• **SUPPLIED INFORMATION**:
┄┄┄┄┄┄
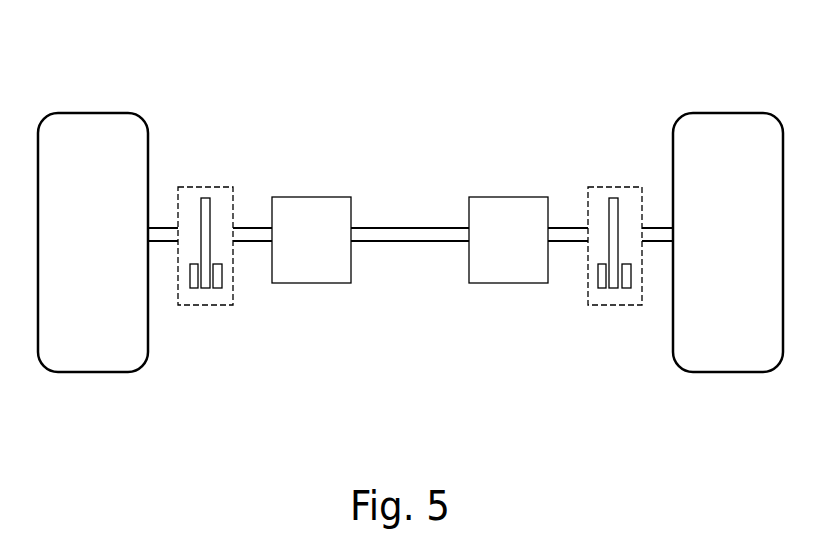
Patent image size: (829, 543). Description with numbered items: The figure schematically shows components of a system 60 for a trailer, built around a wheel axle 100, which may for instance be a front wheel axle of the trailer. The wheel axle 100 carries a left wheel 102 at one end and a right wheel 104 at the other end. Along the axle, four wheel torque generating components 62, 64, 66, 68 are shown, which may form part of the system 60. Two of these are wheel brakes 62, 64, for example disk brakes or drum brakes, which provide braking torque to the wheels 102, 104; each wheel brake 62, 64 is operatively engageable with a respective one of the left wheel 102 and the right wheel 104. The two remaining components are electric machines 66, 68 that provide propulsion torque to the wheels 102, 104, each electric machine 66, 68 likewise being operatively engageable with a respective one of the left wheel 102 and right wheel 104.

The system 60 is at (243, 77).
The wheel brake 62 is at (205, 305).
The wheel brake 64 is at (613, 305).
The electric machine 66 is at (313, 283).
The electric machine 68 is at (507, 283).
The wheel axle 100 is at (402, 225).
The left wheel 102 is at (99, 372).
The right wheel 104 is at (718, 372).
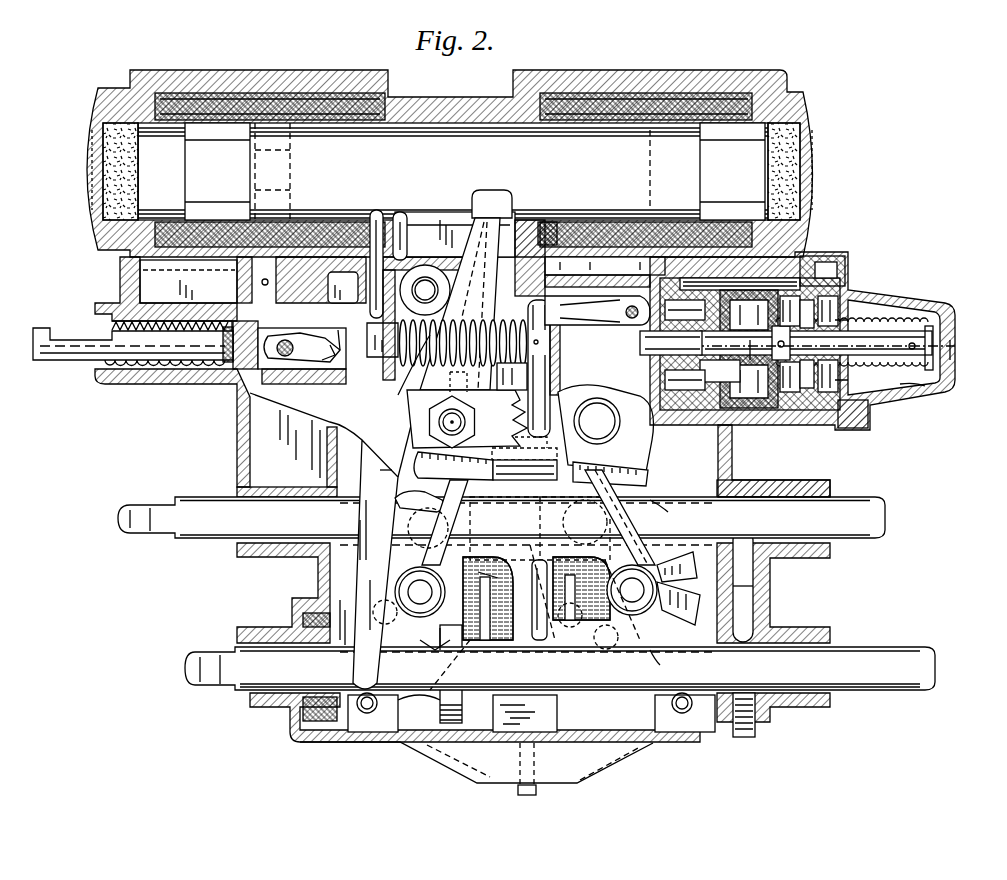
┄┄┄┄┄┄
• **EXERCISE INSTRUCTIONS**:
Reproduce every line of the rows above word for word, leaving out the pictures.

• **EXERCISE OUTPUT**:
Patent image size: (829, 543). Description with numbered items: The figure schematically shows components of a system 60 for a trailer, built around a wheel axle 100, which may for instance be a front wheel axle of the trailer. The wheel axle 100 carries a left wheel 102 at one end and a right wheel 104 at the other end. Along the axle, four wheel torque generating components 62, 64, 66, 68 are shown, which may form part of the system 60. Two of these are wheel brakes 62, 64, for example disk brakes or drum brakes, which provide braking torque to the wheels 102, 104; each wheel brake 62, 64 is operatively engageable with a respective one of the left wheel 102 and the right wheel 104. The two remaining components are electric machines 66, 68 that provide propulsion torque to the wheels 102, 104, each electric machine 66, 68 likewise being operatively engageable with a respective one of the left wheel 102 and right wheel 104.

The system 60 is at (243, 77).
The wheel brake 62 is at (205, 305).
The wheel brake 64 is at (613, 305).
The electric machine 66 is at (313, 283).
The electric machine 68 is at (507, 283).
The wheel axle 100 is at (402, 225).
The left wheel 102 is at (99, 372).
The right wheel 104 is at (718, 372).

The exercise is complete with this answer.